Exercise aim:
Listed below are entries; give the number of lines among them that include "image", and only that number.

Stored rows:
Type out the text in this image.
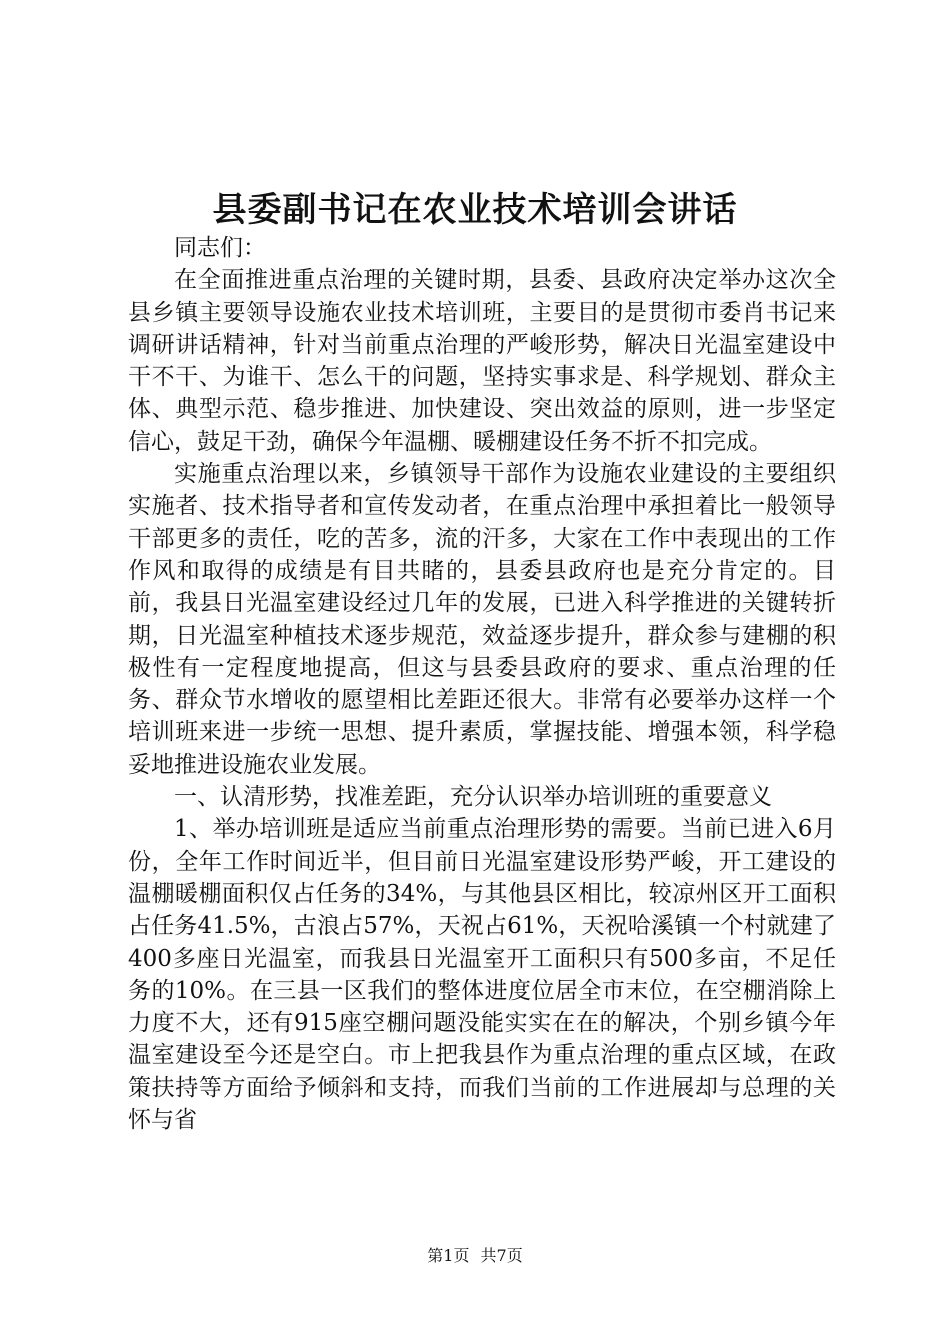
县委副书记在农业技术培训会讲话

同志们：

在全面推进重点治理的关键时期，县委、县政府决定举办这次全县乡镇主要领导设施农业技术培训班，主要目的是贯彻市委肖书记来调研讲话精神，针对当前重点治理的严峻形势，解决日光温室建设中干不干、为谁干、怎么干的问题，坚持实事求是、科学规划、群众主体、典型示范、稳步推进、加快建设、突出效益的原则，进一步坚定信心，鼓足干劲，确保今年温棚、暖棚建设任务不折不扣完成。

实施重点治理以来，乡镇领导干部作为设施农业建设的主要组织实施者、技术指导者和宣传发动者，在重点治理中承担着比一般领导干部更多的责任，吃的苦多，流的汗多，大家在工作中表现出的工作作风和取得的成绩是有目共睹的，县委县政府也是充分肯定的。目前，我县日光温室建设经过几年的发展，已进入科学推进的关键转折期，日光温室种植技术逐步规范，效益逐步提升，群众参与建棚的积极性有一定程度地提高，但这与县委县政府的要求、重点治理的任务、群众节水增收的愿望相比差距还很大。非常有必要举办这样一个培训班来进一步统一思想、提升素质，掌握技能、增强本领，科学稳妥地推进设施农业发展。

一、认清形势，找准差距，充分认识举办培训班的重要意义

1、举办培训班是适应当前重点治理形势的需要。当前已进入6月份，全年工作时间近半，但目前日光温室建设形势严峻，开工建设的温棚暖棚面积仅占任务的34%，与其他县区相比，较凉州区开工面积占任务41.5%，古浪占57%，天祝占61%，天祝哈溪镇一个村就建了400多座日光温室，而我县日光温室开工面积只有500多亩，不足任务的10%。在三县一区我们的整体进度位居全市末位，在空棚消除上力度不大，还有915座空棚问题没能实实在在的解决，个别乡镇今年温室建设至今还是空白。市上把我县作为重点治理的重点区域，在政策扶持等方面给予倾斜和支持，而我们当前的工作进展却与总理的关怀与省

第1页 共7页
---
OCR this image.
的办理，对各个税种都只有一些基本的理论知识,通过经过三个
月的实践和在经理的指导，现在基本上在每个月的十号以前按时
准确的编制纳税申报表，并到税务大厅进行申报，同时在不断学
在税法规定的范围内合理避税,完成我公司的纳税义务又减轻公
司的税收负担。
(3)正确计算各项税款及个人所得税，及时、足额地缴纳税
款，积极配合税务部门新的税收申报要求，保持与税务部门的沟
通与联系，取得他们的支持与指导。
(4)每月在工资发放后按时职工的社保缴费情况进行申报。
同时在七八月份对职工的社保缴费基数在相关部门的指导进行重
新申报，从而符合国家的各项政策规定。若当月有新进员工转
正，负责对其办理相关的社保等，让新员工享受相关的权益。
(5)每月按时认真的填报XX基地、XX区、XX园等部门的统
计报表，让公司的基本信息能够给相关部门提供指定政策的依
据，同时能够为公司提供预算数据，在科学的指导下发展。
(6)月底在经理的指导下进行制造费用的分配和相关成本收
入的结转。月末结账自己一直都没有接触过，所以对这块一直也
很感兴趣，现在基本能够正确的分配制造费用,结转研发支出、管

Complete answer:
2